**Request**.
Print all entries word for word.

**Material**.
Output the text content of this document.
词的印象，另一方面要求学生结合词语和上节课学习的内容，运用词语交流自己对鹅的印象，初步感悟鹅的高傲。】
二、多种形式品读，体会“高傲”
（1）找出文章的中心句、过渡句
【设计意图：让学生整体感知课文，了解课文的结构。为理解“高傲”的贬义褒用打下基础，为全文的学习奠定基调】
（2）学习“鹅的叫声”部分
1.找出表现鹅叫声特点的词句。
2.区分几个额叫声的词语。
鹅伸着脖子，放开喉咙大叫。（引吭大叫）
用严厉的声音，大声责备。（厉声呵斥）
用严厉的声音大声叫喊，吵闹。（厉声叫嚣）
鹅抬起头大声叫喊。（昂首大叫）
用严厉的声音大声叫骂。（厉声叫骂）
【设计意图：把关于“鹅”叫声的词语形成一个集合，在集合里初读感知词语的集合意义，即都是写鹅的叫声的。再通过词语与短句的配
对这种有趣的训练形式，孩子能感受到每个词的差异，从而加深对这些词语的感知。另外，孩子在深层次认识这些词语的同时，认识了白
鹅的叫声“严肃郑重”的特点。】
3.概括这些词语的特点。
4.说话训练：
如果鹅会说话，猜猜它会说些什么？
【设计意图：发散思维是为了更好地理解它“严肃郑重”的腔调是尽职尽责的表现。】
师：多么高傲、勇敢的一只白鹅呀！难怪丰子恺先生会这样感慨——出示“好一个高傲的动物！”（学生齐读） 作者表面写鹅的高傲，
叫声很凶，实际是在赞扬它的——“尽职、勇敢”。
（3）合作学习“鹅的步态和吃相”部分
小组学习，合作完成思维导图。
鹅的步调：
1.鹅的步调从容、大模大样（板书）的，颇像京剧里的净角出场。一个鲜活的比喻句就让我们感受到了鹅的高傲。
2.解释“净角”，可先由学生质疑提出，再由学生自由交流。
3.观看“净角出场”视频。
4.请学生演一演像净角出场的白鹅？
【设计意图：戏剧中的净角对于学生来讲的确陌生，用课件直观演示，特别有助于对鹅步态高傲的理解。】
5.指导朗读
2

**Result of the task**.
Output the text content of this document.
词的印象，另一方面要求学生结合词语和上节课学习的内容，运用词语交流自己对鹅的印象，初步感悟鹅的高傲。】
二、多种形式品读，体会“高傲”
（1）找出文章的中心句、过渡句
【设计意图：让学生整体感知课文，了解课文的结构。为理解“高傲”的贬义褒用打下基础，为全文的学习奠定基调】
（2）学习“鹅的叫声”部分
1.找出表现鹅叫声特点的词句。
2.区分几个额叫声的词语。
鹅伸着脖子，放开喉咙大叫。（引吭大叫）
用严厉的声音，大声责备。（厉声呵斥）
用严厉的声音大声叫喊，吵闹。（厉声叫嚣）
鹅抬起头大声叫喊。（昂首大叫）
用严厉的声音大声叫骂。（厉声叫骂）
【设计意图：把关于“鹅”叫声的词语形成一个集合，在集合里初读感知词语的集合意义，即都是写鹅的叫声的。再通过词语与短句的配
对这种有趣的训练形式，孩子能感受到每个词的差异，从而加深对这些词语的感知。另外，孩子在深层次认识这些词语的同时，认识了白
鹅的叫声“严肃郑重”的特点。】
3.概括这些词语的特点。
4.说话训练：
如果鹅会说话，猜猜它会说些什么？
【设计意图：发散思维是为了更好地理解它“严肃郑重”的腔调是尽职尽责的表现。】
师：多么高傲、勇敢的一只白鹅呀！难怪丰子恺先生会这样感慨——出示“好一个高傲的动物！”（学生齐读） 作者表面写鹅的高傲，
叫声很凶，实际是在赞扬它的——“尽职、勇敢”。
（3）合作学习“鹅的步态和吃相”部分
小组学习，合作完成思维导图。
鹅的步调：
1.鹅的步调从容、大模大样（板书）的，颇像京剧里的净角出场。一个鲜活的比喻句就让我们感受到了鹅的高傲。
2.解释“净角”，可先由学生质疑提出，再由学生自由交流。
3.观看“净角出场”视频。
4.请学生演一演像净角出场的白鹅？
【设计意图：戏剧中的净角对于学生来讲的确陌生，用课件直观演示，特别有助于对鹅步态高傲的理解。】
5.指导朗读
2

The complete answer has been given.